Each record below should be repeated precisely as written.

Saved entries
========

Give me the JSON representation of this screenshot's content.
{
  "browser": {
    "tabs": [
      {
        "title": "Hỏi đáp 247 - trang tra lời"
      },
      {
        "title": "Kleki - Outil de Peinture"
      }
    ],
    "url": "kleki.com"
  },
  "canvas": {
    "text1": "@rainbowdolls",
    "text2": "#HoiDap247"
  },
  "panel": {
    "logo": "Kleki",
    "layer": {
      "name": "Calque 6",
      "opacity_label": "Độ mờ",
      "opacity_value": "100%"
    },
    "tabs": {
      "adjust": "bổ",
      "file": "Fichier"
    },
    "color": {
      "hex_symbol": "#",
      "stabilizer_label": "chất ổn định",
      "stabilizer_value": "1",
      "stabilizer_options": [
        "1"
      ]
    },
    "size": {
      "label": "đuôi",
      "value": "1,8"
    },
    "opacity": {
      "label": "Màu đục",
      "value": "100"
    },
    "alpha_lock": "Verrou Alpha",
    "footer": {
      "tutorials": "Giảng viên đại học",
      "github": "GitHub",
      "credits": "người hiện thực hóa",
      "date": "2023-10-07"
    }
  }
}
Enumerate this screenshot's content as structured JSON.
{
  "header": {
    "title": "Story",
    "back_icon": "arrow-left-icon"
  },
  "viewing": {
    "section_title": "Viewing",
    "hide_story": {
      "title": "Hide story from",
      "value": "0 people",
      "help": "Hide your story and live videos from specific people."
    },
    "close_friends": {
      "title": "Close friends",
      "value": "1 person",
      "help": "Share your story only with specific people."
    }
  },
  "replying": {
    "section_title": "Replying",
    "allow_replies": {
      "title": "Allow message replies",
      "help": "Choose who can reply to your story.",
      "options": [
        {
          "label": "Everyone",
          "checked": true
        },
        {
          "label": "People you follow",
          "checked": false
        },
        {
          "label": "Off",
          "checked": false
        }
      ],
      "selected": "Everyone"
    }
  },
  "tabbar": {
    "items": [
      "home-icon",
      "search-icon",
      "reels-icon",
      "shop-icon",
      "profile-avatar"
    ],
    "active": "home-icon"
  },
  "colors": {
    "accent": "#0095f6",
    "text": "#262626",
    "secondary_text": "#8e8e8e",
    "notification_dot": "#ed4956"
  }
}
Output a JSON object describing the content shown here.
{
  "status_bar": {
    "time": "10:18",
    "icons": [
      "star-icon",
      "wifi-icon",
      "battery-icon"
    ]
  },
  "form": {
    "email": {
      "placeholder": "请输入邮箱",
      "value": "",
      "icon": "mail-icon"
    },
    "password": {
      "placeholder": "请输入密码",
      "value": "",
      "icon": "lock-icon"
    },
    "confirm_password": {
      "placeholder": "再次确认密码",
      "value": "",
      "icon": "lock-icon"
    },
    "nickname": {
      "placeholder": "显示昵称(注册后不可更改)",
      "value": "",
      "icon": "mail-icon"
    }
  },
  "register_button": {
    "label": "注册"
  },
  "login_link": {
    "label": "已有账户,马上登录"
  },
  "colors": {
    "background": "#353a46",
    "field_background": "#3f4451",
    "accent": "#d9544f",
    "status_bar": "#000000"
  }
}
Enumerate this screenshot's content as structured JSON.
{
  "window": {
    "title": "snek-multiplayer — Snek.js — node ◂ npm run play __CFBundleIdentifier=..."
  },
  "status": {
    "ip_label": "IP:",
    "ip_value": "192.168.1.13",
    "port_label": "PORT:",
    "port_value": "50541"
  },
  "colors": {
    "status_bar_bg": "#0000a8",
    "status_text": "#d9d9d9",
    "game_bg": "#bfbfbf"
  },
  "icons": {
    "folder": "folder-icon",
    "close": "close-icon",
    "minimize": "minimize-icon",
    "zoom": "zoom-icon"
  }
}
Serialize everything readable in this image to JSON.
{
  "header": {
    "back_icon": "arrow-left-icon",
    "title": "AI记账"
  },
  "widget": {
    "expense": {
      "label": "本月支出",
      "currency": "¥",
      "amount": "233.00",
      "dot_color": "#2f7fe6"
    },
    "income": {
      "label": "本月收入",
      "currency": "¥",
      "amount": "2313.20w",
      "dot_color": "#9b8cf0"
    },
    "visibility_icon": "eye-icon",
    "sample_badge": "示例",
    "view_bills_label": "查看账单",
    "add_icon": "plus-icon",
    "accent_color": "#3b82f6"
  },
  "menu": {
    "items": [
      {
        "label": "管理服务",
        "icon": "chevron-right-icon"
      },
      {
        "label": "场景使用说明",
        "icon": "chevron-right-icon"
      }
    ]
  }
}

========

▶ OUTPUT FOR THIS EXERCISE:
Give me the JSON representation of this screenshot's content.
{
  "browser": {
    "tabs": [
      {
        "title": "Hỏi đáp 247 - trang tra lời"
      },
      {
        "title": "Kleki - Outil de Peinture"
      }
    ],
    "url": "kleki.com"
  },
  "canvas": {
    "text1": "@rainbowdolls",
    "text2": "#HoiDap247"
  },
  "panel": {
    "logo": "Kleki",
    "layer": {
      "name": "Calque 6",
      "opacity_label": "Độ mờ",
      "opacity_value": "100%"
    },
    "tabs": {
      "adjust": "bổ",
      "file": "Fichier"
    },
    "color": {
      "hex_symbol": "#",
      "stabilizer_label": "chất ổn định",
      "stabilizer_value": "1",
      "stabilizer_options": [
        "1"
      ]
    },
    "size": {
      "label": "đuôi",
      "value": "1,8"
    },
    "opacity": {
      "label": "Màu đục",
      "value": "100"
    },
    "alpha_lock": "Verrou Alpha",
    "footer": {
      "tutorials": "Giảng viên đại học",
      "github": "GitHub",
      "credits": "người hiện thực hóa",
      "date": "2023-10-07"
    }
  }
}
Enumerate this screenshot's content as structured JSON.
{
  "header": {
    "title": "Story",
    "back_icon": "arrow-left-icon"
  },
  "viewing": {
    "section_title": "Viewing",
    "hide_story": {
      "title": "Hide story from",
      "value": "0 people",
      "help": "Hide your story and live videos from specific people."
    },
    "close_friends": {
      "title": "Close friends",
      "value": "1 person",
      "help": "Share your story only with specific people."
    }
  },
  "replying": {
    "section_title": "Replying",
    "allow_replies": {
      "title": "Allow message replies",
      "help": "Choose who can reply to your story.",
      "options": [
        {
          "label": "Everyone",
          "checked": true
        },
        {
          "label": "People you follow",
          "checked": false
        },
        {
          "label": "Off",
          "checked": false
        }
      ],
      "selected": "Everyone"
    }
  },
  "tabbar": {
    "items": [
      "home-icon",
      "search-icon",
      "reels-icon",
      "shop-icon",
      "profile-avatar"
    ],
    "active": "home-icon"
  },
  "colors": {
    "accent": "#0095f6",
    "text": "#262626",
    "secondary_text": "#8e8e8e",
    "notification_dot": "#ed4956"
  }
}
Output a JSON object describing the content shown here.
{
  "status_bar": {
    "time": "10:18",
    "icons": [
      "star-icon",
      "wifi-icon",
      "battery-icon"
    ]
  },
  "form": {
    "email": {
      "placeholder": "请输入邮箱",
      "value": "",
      "icon": "mail-icon"
    },
    "password": {
      "placeholder": "请输入密码",
      "value": "",
      "icon": "lock-icon"
    },
    "confirm_password": {
      "placeholder": "再次确认密码",
      "value": "",
      "icon": "lock-icon"
    },
    "nickname": {
      "placeholder": "显示昵称(注册后不可更改)",
      "value": "",
      "icon": "mail-icon"
    }
  },
  "register_button": {
    "label": "注册"
  },
  "login_link": {
    "label": "已有账户,马上登录"
  },
  "colors": {
    "background": "#353a46",
    "field_background": "#3f4451",
    "accent": "#d9544f",
    "status_bar": "#000000"
  }
}
Enumerate this screenshot's content as structured JSON.
{
  "window": {
    "title": "snek-multiplayer — Snek.js — node ◂ npm run play __CFBundleIdentifier=..."
  },
  "status": {
    "ip_label": "IP:",
    "ip_value": "192.168.1.13",
    "port_label": "PORT:",
    "port_value": "50541"
  },
  "colors": {
    "status_bar_bg": "#0000a8",
    "status_text": "#d9d9d9",
    "game_bg": "#bfbfbf"
  },
  "icons": {
    "folder": "folder-icon",
    "close": "close-icon",
    "minimize": "minimize-icon",
    "zoom": "zoom-icon"
  }
}
Serialize everything readable in this image to JSON.
{
  "header": {
    "back_icon": "arrow-left-icon",
    "title": "AI记账"
  },
  "widget": {
    "expense": {
      "label": "本月支出",
      "currency": "¥",
      "amount": "233.00",
      "dot_color": "#2f7fe6"
    },
    "income": {
      "label": "本月收入",
      "currency": "¥",
      "amount": "2313.20w",
      "dot_color": "#9b8cf0"
    },
    "visibility_icon": "eye-icon",
    "sample_badge": "示例",
    "view_bills_label": "查看账单",
    "add_icon": "plus-icon",
    "accent_color": "#3b82f6"
  },
  "menu": {
    "items": [
      {
        "label": "管理服务",
        "icon": "chevron-right-icon"
      },
      {
        "label": "场景使用说明",
        "icon": "chevron-right-icon"
      }
    ]
  }
}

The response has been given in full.